§ **Figure collection entries**:
○ ○ ○ ○ ○
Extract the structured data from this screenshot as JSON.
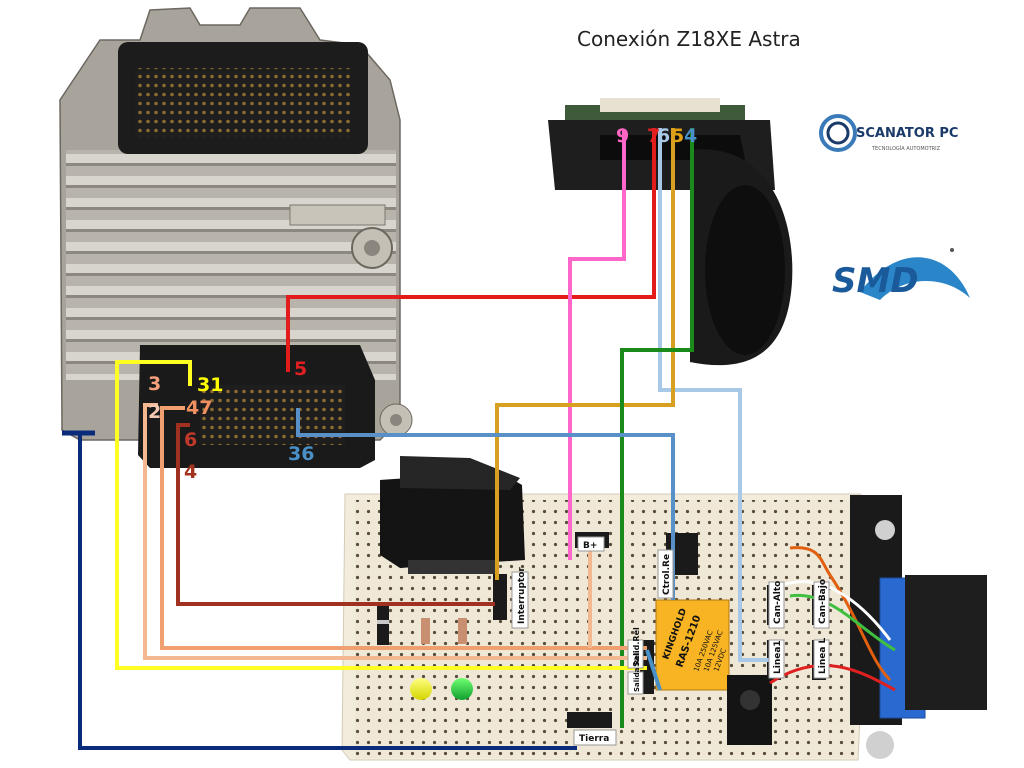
{
  "title": "Conexión Z18XE Astra",
  "logos": {
    "scanator_main": "SCANATOR PC",
    "scanator_sub": "TECNOLOGÍA AUTOMOTRIZ",
    "smd": "SMD"
  },
  "ecu_pins": [
    {
      "label": "5",
      "color": "#e02020"
    },
    {
      "label": "3",
      "color": "#f4a07a"
    },
    {
      "label": "31",
      "color": "#ffff00"
    },
    {
      "label": "2",
      "color": "#f5c8b0"
    },
    {
      "label": "47",
      "color": "#f09060"
    },
    {
      "label": "6",
      "color": "#c0392b"
    },
    {
      "label": "4",
      "color": "#a0321e"
    },
    {
      "label": "36",
      "color": "#4a90c8"
    }
  ],
  "connector_pins": [
    {
      "label": "9",
      "color": "#ff66c4"
    },
    {
      "label": "7",
      "color": "#e02020"
    },
    {
      "label": "6",
      "color": "#a8c8e8"
    },
    {
      "label": "5",
      "color": "#e0a010"
    },
    {
      "label": "4",
      "color": "#4a90c8"
    }
  ],
  "board_labels": {
    "interruptor": "Interruptor",
    "b_plus": "B+",
    "ctrol_rel": "Ctrol.Re",
    "can_alto": "Can-Alto",
    "can_bajo": "Can-Bajo",
    "linea1": "Linea1",
    "linea2": "Linea L",
    "salida_rel1": "Salid.Rel",
    "salida_rel2": "Salida Rel.",
    "tierra": "Tierra"
  },
  "relay": {
    "brand": "KINGHOLD",
    "model": "RAS-1210",
    "spec1": "10A 250VAC",
    "spec2": "10A 125VAC",
    "spec3": "12VDC"
  },
  "colors": {
    "red": "#e21b1b",
    "pink": "#ff66cc",
    "light_blue": "#a8c8e8",
    "gold": "#d8a020",
    "blue": "#4a90c8",
    "green": "#1a8a1a",
    "yellow": "#ffff22",
    "salmon": "#f4b890",
    "dark_red": "#a03020",
    "navy": "#0a2a7a",
    "steel_blue": "#5a90c8"
  }
}
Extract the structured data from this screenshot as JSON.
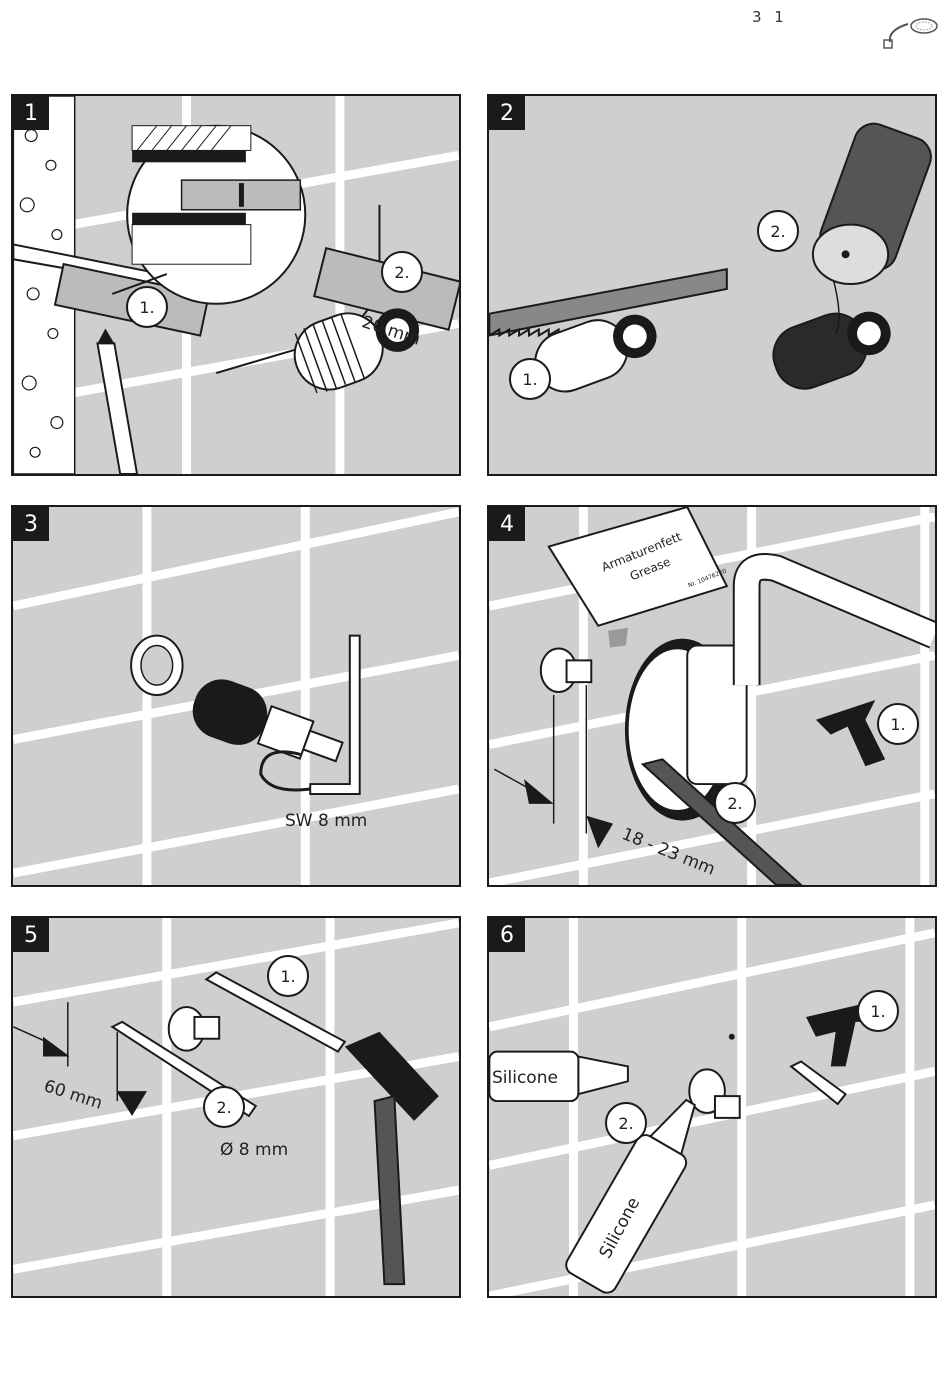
{
  "page": {
    "number": "3 1",
    "icon": "shower-head-icon"
  },
  "steps": [
    {
      "number": "1",
      "callouts": [
        "1.",
        "2."
      ],
      "labels": [
        "20 mm"
      ]
    },
    {
      "number": "2",
      "callouts": [
        "1.",
        "2."
      ],
      "labels": []
    },
    {
      "number": "3",
      "callouts": [],
      "labels": [
        "SW 8 mm"
      ]
    },
    {
      "number": "4",
      "callouts": [
        "1.",
        "2."
      ],
      "labels": [
        "18 - 23 mm",
        "Armaturenfett",
        "Grease",
        "Nr. 10476220"
      ]
    },
    {
      "number": "5",
      "callouts": [
        "1.",
        "2."
      ],
      "labels": [
        "60 mm",
        "Ø 8 mm"
      ]
    },
    {
      "number": "6",
      "callouts": [
        "1.",
        "2."
      ],
      "labels": [
        "Silicone",
        "Silicone"
      ]
    }
  ],
  "colors": {
    "wall": "#cfcfcf",
    "tile_grout": "#ffffff",
    "ink": "#1a1a1a",
    "step_badge": "#1a1a1a"
  }
}
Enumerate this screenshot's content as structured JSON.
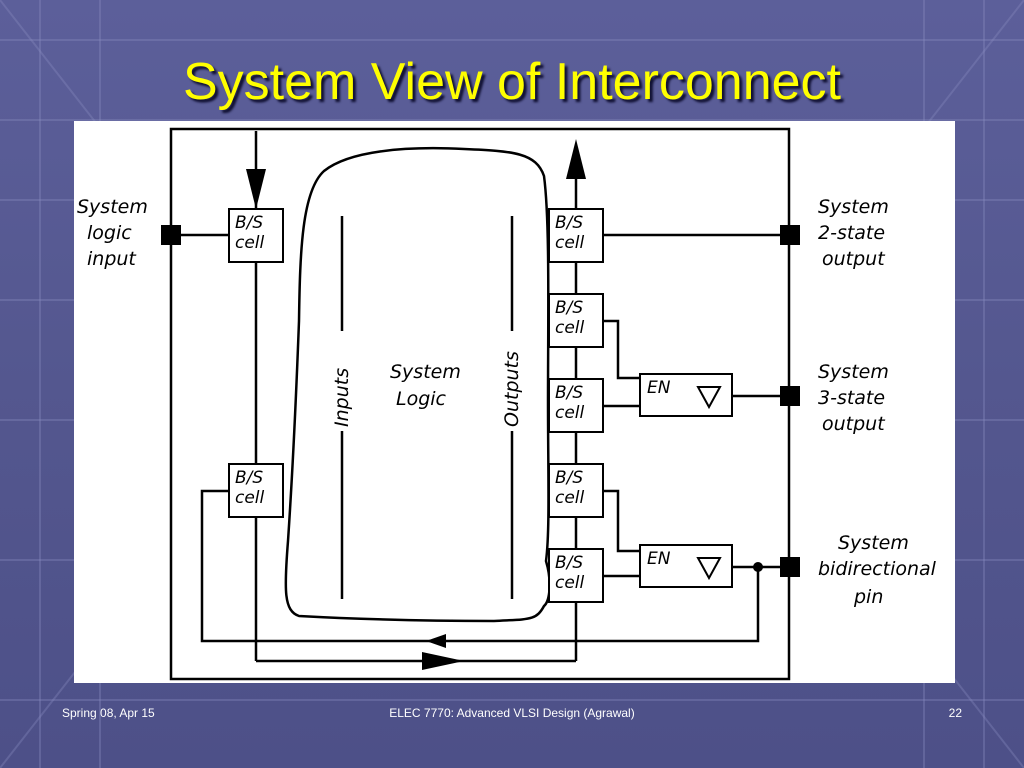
{
  "slide": {
    "title": "System View of Interconnect",
    "footer_left": "Spring 08, Apr 15",
    "footer_center": "ELEC 7770: Advanced VLSI Design (Agrawal)",
    "footer_right": "22"
  },
  "diagram": {
    "system_logic_input": [
      "System",
      "logic",
      "input"
    ],
    "system_2state_output": [
      "System",
      "2-state",
      "output"
    ],
    "system_3state_output": [
      "System",
      "3-state",
      "output"
    ],
    "system_bidirectional_pin": [
      "System",
      "bidirectional",
      "pin"
    ],
    "bs_cell": [
      "B/S",
      "cell"
    ],
    "enable": "EN",
    "core_label": [
      "System",
      "Logic"
    ],
    "inputs_label": "Inputs",
    "outputs_label": "Outputs"
  }
}
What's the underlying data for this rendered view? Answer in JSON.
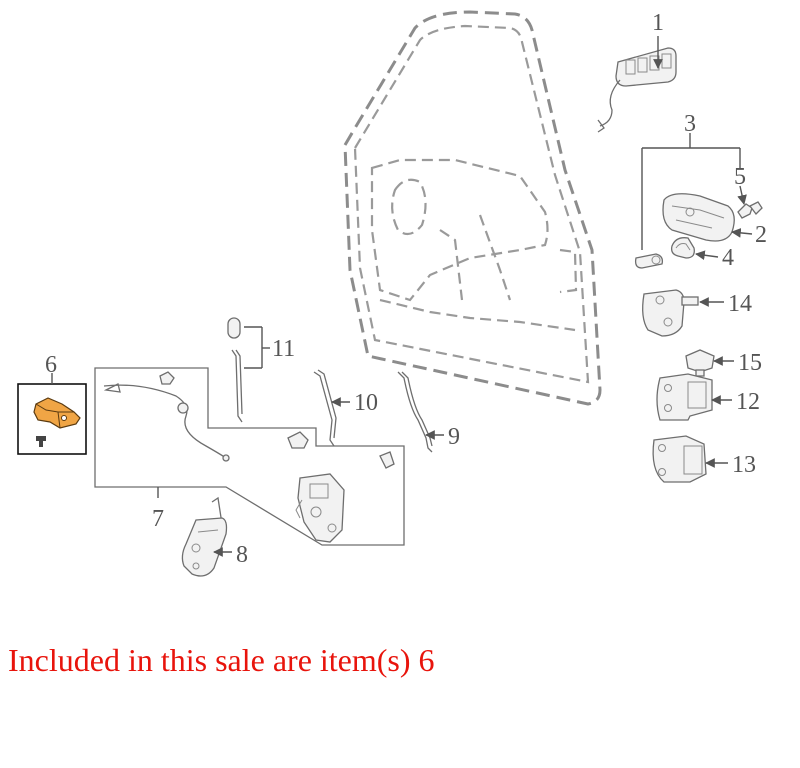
{
  "diagram": {
    "callouts": {
      "c1": "1",
      "c2": "2",
      "c3": "3",
      "c4": "4",
      "c5": "5",
      "c6": "6",
      "c7": "7",
      "c8": "8",
      "c9": "9",
      "c10": "10",
      "c11": "11",
      "c12": "12",
      "c13": "13",
      "c14": "14",
      "c15": "15"
    },
    "highlighted_item": "6",
    "colors": {
      "highlight_part": "#f0a545",
      "line_art": "#6e6e6e",
      "note_text": "#e8140c"
    }
  },
  "note": {
    "text": "Included in this sale are item(s) 6"
  }
}
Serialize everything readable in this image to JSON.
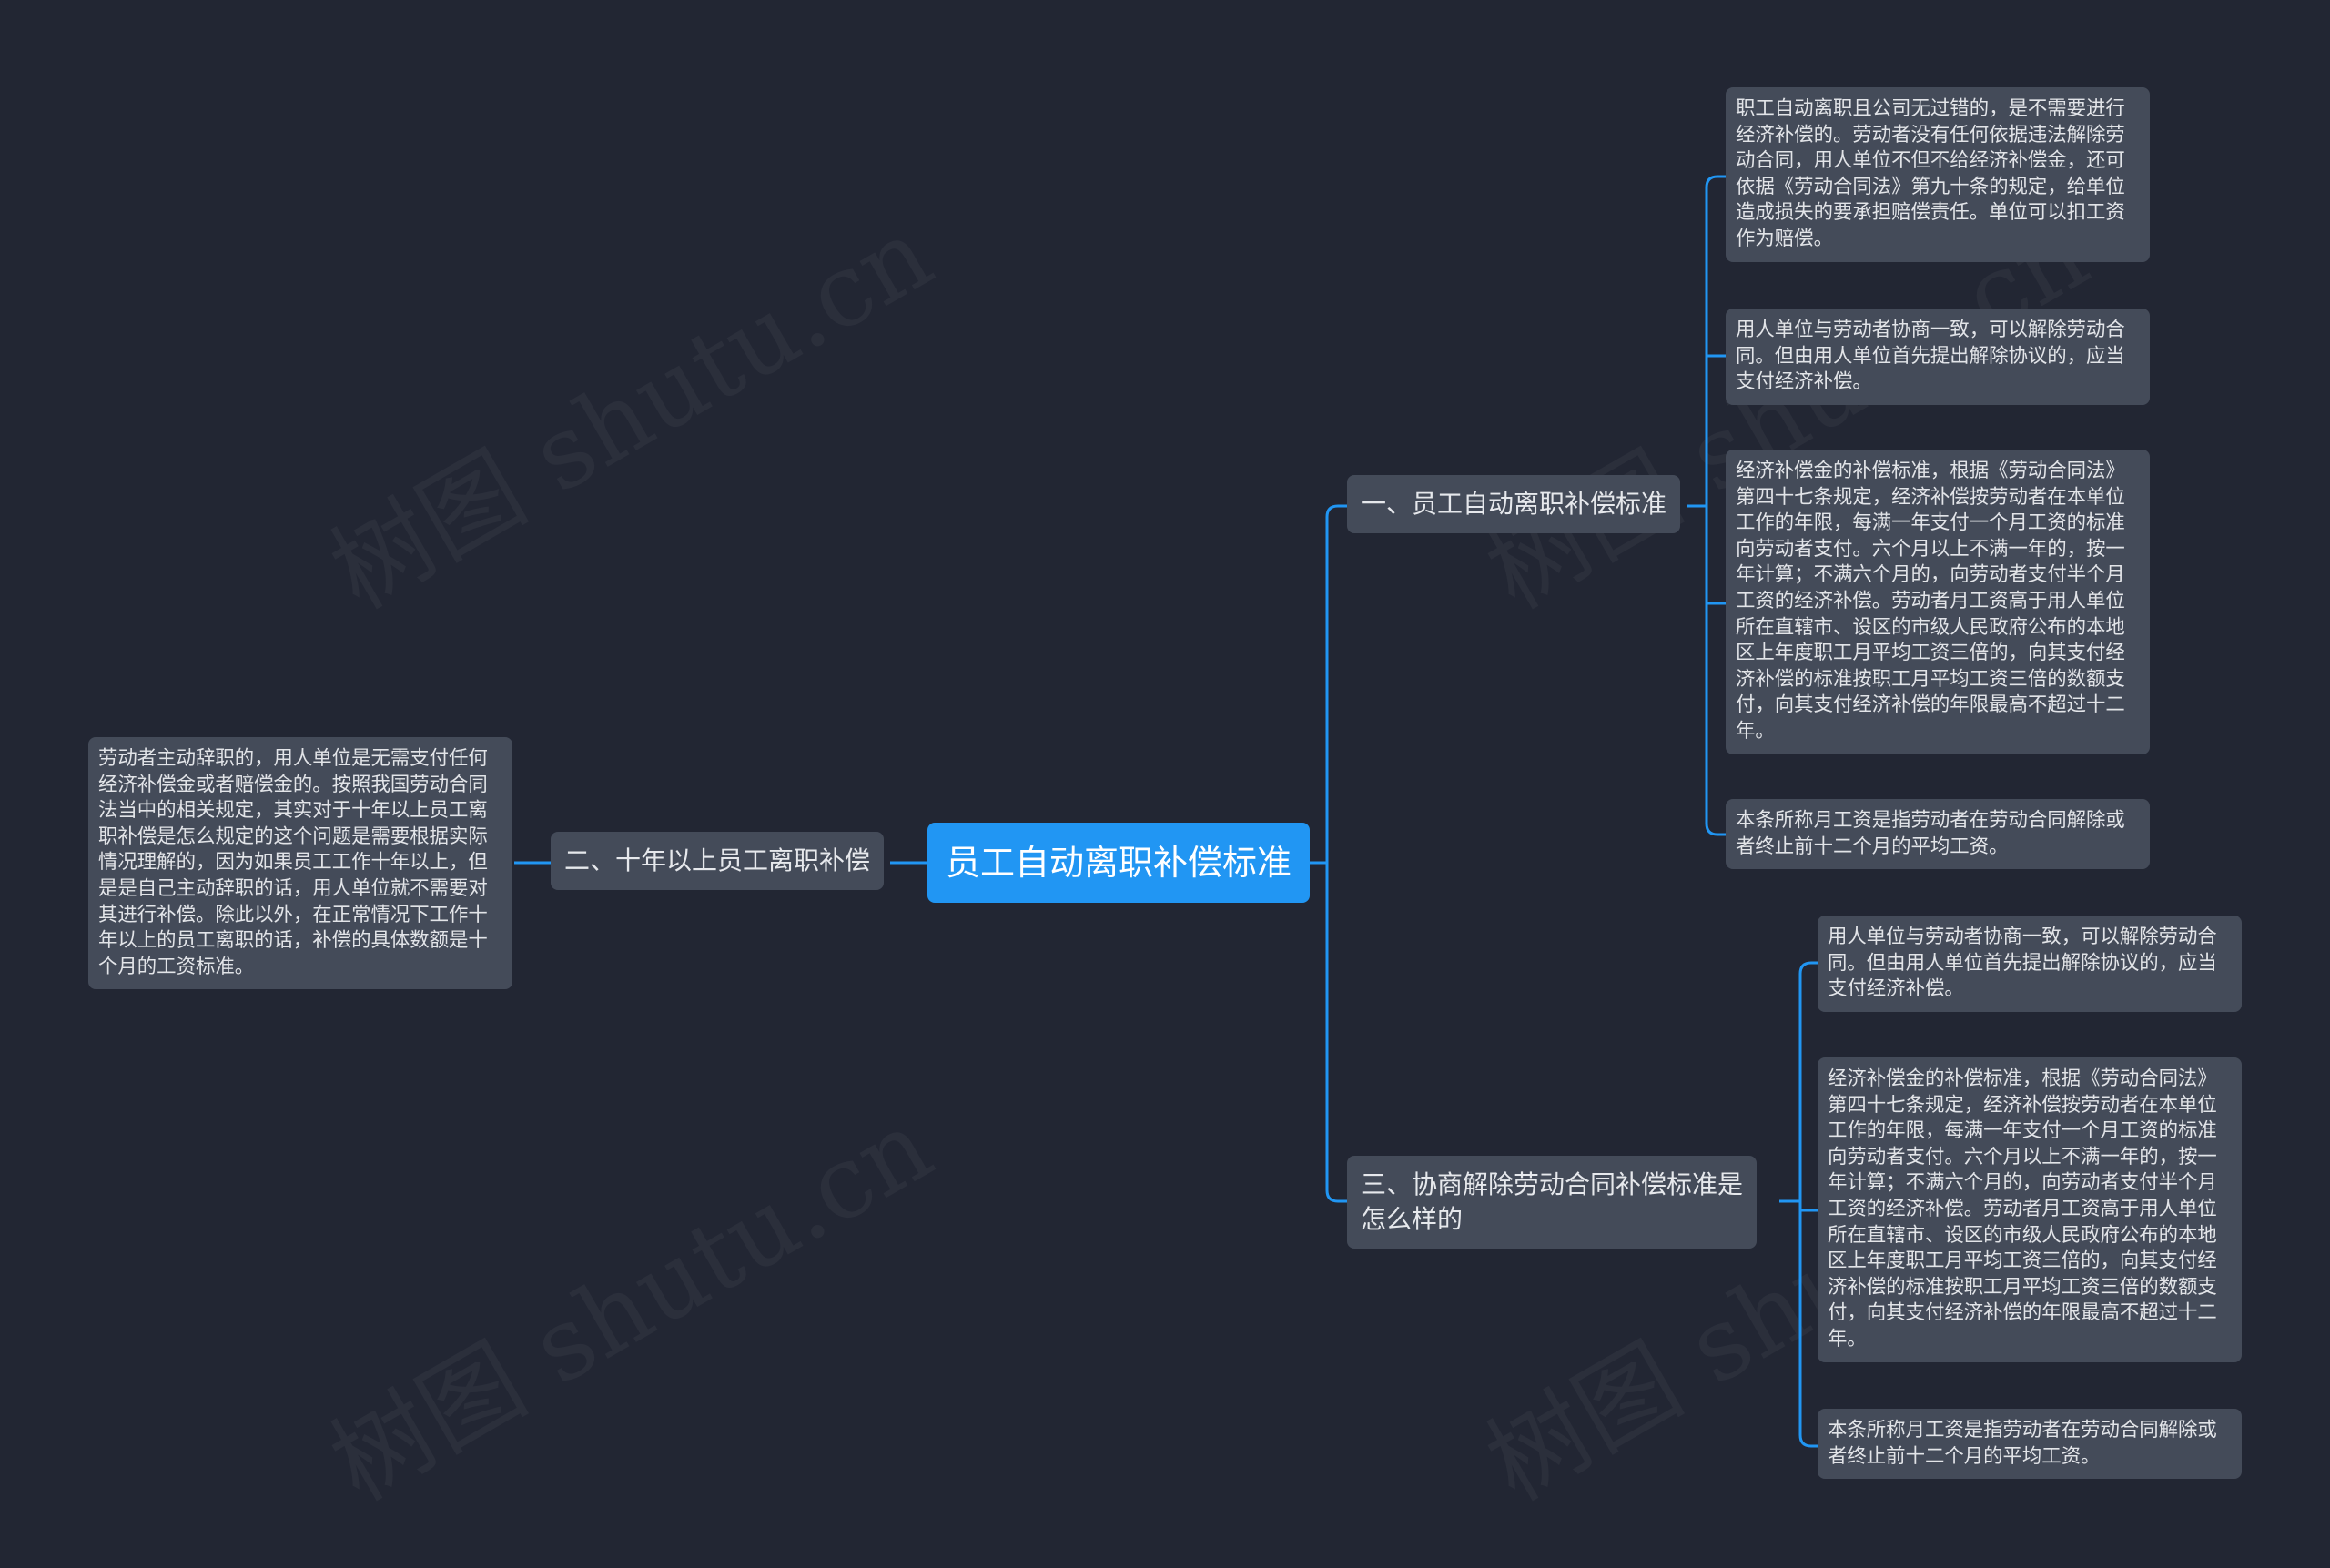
{
  "watermarks": [
    "树图 shutu.cn",
    "树图 shutu.cn",
    "树图 shutu.cn",
    "树图 shutu.cn"
  ],
  "colors": {
    "background": "#222633",
    "root": "#2196f3",
    "node": "#444b59",
    "line": "#2196f3"
  },
  "root": {
    "label": "员工自动离职补偿标准"
  },
  "branches": [
    {
      "label": "一、员工自动离职补偿标准",
      "leaves": [
        {
          "lines": [
            "职工自动离职且公司无过错的，是不需要进行",
            "经济补偿的。劳动者没有任何依据违法解除劳",
            "动合同，用人单位不但不给经济补偿金，还可",
            "依据《劳动合同法》第九十条的规定，给单位",
            "造成损失的要承担赔偿责任。单位可以扣工资",
            "作为赔偿。"
          ]
        },
        {
          "lines": [
            "用人单位与劳动者协商一致，可以解除劳动合",
            "同。但由用人单位首先提出解除协议的，应当",
            "支付经济补偿。"
          ]
        },
        {
          "lines": [
            "经济补偿金的补偿标准，根据《劳动合同法》",
            "第四十七条规定，经济补偿按劳动者在本单位",
            "工作的年限，每满一年支付一个月工资的标准",
            "向劳动者支付。六个月以上不满一年的，按一",
            "年计算；不满六个月的，向劳动者支付半个月",
            "工资的经济补偿。劳动者月工资高于用人单位",
            "所在直辖市、设区的市级人民政府公布的本地",
            "区上年度职工月平均工资三倍的，向其支付经",
            "济补偿的标准按职工月平均工资三倍的数额支",
            "付，向其支付经济补偿的年限最高不超过十二",
            "年。"
          ]
        },
        {
          "lines": [
            "本条所称月工资是指劳动者在劳动合同解除或",
            "者终止前十二个月的平均工资。"
          ]
        }
      ]
    },
    {
      "label": "二、十年以上员工离职补偿",
      "leaves": [
        {
          "lines": [
            "劳动者主动辞职的，用人单位是无需支付任何",
            "经济补偿金或者赔偿金的。按照我国劳动合同",
            "法当中的相关规定，其实对于十年以上员工离",
            "职补偿是怎么规定的这个问题是需要根据实际",
            "情况理解的，因为如果员工工作十年以上，但",
            "是是自己主动辞职的话，用人单位就不需要对",
            "其进行补偿。除此以外，在正常情况下工作十",
            "年以上的员工离职的话，补偿的具体数额是十",
            "个月的工资标准。"
          ]
        }
      ]
    },
    {
      "label_lines": [
        "三、协商解除劳动合同补偿标准是",
        "怎么样的"
      ],
      "leaves": [
        {
          "lines": [
            "用人单位与劳动者协商一致，可以解除劳动合",
            "同。但由用人单位首先提出解除协议的，应当",
            "支付经济补偿。"
          ]
        },
        {
          "lines": [
            "经济补偿金的补偿标准，根据《劳动合同法》",
            "第四十七条规定，经济补偿按劳动者在本单位",
            "工作的年限，每满一年支付一个月工资的标准",
            "向劳动者支付。六个月以上不满一年的，按一",
            "年计算；不满六个月的，向劳动者支付半个月",
            "工资的经济补偿。劳动者月工资高于用人单位",
            "所在直辖市、设区的市级人民政府公布的本地",
            "区上年度职工月平均工资三倍的，向其支付经",
            "济补偿的标准按职工月平均工资三倍的数额支",
            "付，向其支付经济补偿的年限最高不超过十二",
            "年。"
          ]
        },
        {
          "lines": [
            "本条所称月工资是指劳动者在劳动合同解除或",
            "者终止前十二个月的平均工资。"
          ]
        }
      ]
    }
  ]
}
○ ○ ○ ○ ○
§ **Instructions for the task**:
Only a number is wanted: how many lines contain the word "员工自动离职补偿标准"?

§ **Exercise response**:
2